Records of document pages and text
-- Opening Marker --
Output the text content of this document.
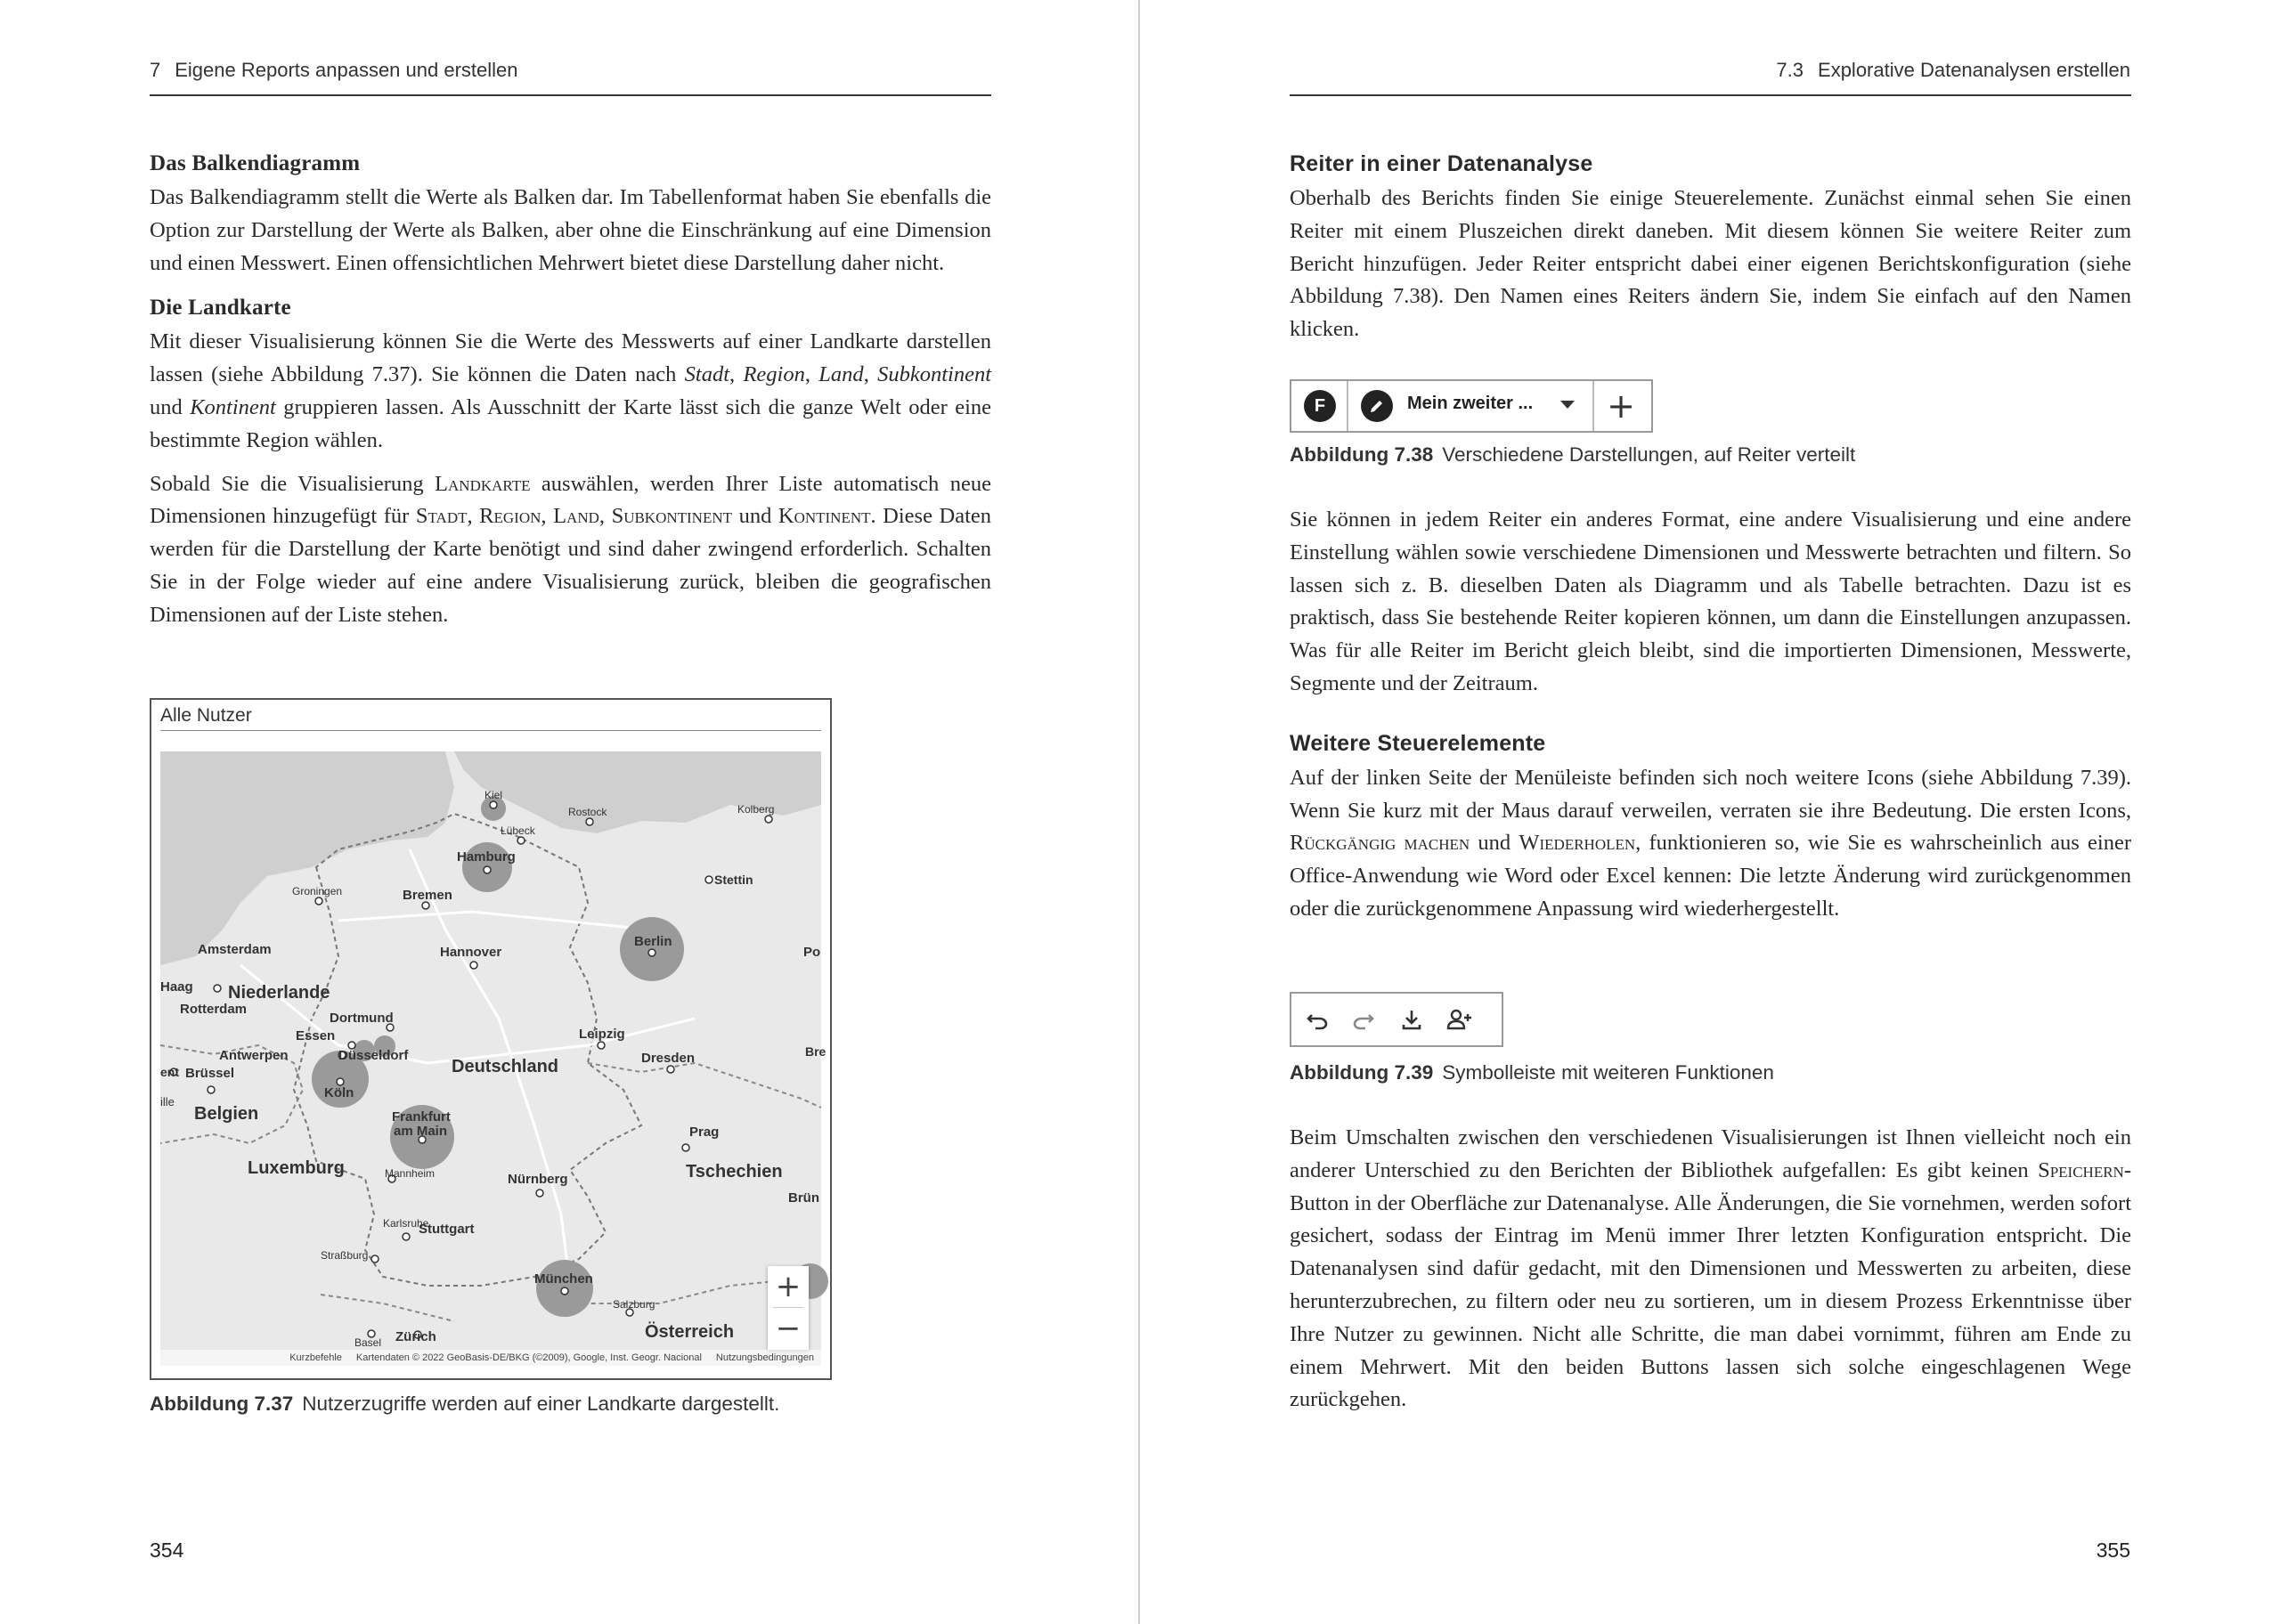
7 Eigene Reports anpassen und erstellen
Das Balkendiagramm
Das Balkendiagramm stellt die Werte als Balken dar. Im Tabellenformat haben Sie ebenfalls die Option zur Darstellung der Werte als Balken, aber ohne die Einschränkung auf eine Dimension und einen Messwert. Einen offensichtlichen Mehrwert bietet diese Darstellung daher nicht.
Die Landkarte
Mit dieser Visualisierung können Sie die Werte des Messwerts auf einer Landkarte darstellen lassen (siehe Abbildung 7.37). Sie können die Daten nach Stadt, Region, Land, Subkontinent und Kontinent gruppieren lassen. Als Ausschnitt der Karte lässt sich die ganze Welt oder eine bestimmte Region wählen.
Sobald Sie die Visualisierung Landkarte auswählen, werden Ihrer Liste automatisch neue Dimensionen hinzugefügt für Stadt, Region, Land, Subkontinent und Kontinent. Diese Daten werden für die Darstellung der Karte benötigt und sind daher zwingend erforderlich. Schalten Sie in der Folge wieder auf eine andere Visualisierung zurück, bleiben die geografischen Dimensionen auf der Liste stehen.
Alle Nutzer
Kiel
Rostock	Kolberg
Lübeck
Hamburg
Stettin
Groningen	Bremen
Amsterdam	Hannover
Berlin
Po
Haag Niederlande
Rotterdam
Dortmund
Essen
Düsseldorf
Leipzig
Antwerpen
ent Brüssel	Deutschland	Dresden	Bre
Köln
ille
Belgien	Frankfurt
am Main	Prag
Luxemburg	Mannheim	Nürnberg	Tschechien
Brün
Karlsruhe
Stuttgart
Straßburg
München
Salzburg
Basel Zürich	Österreich
+
−
Kurzbefehle Kartendaten © 2022 GeoBasis-DE/BKG (©2009), Google, Inst. Geogr. Nacional Nutzungsbedingungen
Abbildung 7.37 Nutzerzugriffe werden auf einer Landkarte dargestellt.
354
7.3 Explorative Datenanalysen erstellen
Reiter in einer Datenanalyse
Oberhalb des Berichts finden Sie einige Steuerelemente. Zunächst einmal sehen Sie einen Reiter mit einem Pluszeichen direkt daneben. Mit diesem können Sie weitere Reiter zum Bericht hinzufügen. Jeder Reiter entspricht dabei einer eigenen Berichtskonfiguration (siehe Abbildung 7.38). Den Namen eines Reiters ändern Sie, indem Sie einfach auf den Namen klicken.
F	Mein zweiter ...	+
Abbildung 7.38 Verschiedene Darstellungen, auf Reiter verteilt
Sie können in jedem Reiter ein anderes Format, eine andere Visualisierung und eine andere Einstellung wählen sowie verschiedene Dimensionen und Messwerte betrachten und filtern. So lassen sich z. B. dieselben Daten als Diagramm und als Tabelle betrachten. Dazu ist es praktisch, dass Sie bestehende Reiter kopieren können, um dann die Einstellungen anzupassen. Was für alle Reiter im Bericht gleich bleibt, sind die importierten Dimensionen, Messwerte, Segmente und der Zeitraum.
Weitere Steuerelemente
Auf der linken Seite der Menüleiste befinden sich noch weitere Icons (siehe Abbildung 7.39). Wenn Sie kurz mit der Maus darauf verweilen, verraten sie ihre Bedeutung. Die ersten Icons, Rückgängig machen und Wiederholen, funktionieren so, wie Sie es wahrscheinlich aus einer Office-Anwendung wie Word oder Excel kennen: Die letzte Änderung wird zurückgenommen oder die zurückgenommene Anpassung wird wiederhergestellt.
Abbildung 7.39 Symbolleiste mit weiteren Funktionen
Beim Umschalten zwischen den verschiedenen Visualisierungen ist Ihnen vielleicht noch ein anderer Unterschied zu den Berichten der Bibliothek aufgefallen: Es gibt keinen Speichern-Button in der Oberfläche zur Datenanalyse. Alle Änderungen, die Sie vornehmen, werden sofort gesichert, sodass der Eintrag im Menü immer Ihrer letzten Konfiguration entspricht. Die Datenanalysen sind dafür gedacht, mit den Dimensionen und Messwerten zu arbeiten, diese herunterzubrechen, zu filtern oder neu zu sortieren, um in diesem Prozess Erkenntnisse über Ihre Nutzer zu gewinnen. Nicht alle Schritte, die man dabei vornimmt, führen am Ende zu einem Mehrwert. Mit den beiden Buttons lassen sich solche eingeschlagenen Wege zurückgehen.
355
-- Closing Marker --
● **What the task asks**:
Return a copy of each line in the entries that contains "Mehrwert".

● **Task output**:
Das Balkendiagramm stellt die Werte als Balken dar. Im Tabellenformat haben Sie ebenfalls die Option zur Darstellung der Werte als Balken, aber ohne die Einschränkung auf eine Dimension und einen Messwert. Einen offensichtlichen Mehrwert bietet diese Darstellung daher nicht.
Beim Umschalten zwischen den verschiedenen Visualisierungen ist Ihnen vielleicht noch ein anderer Unterschied zu den Berichten der Bibliothek aufgefallen: Es gibt keinen Speichern-Button in der Oberfläche zur Datenanalyse. Alle Änderungen, die Sie vornehmen, werden sofort gesichert, sodass der Eintrag im Menü immer Ihrer letzten Konfiguration entspricht. Die Datenanalysen sind dafür gedacht, mit den Dimensionen und Messwerten zu arbeiten, diese herunterzubrechen, zu filtern oder neu zu sortieren, um in diesem Prozess Erkenntnisse über Ihre Nutzer zu gewinnen. Nicht alle Schritte, die man dabei vornimmt, führen am Ende zu einem Mehrwert. Mit den beiden Buttons lassen sich solche eingeschlagenen Wege zurückgehen.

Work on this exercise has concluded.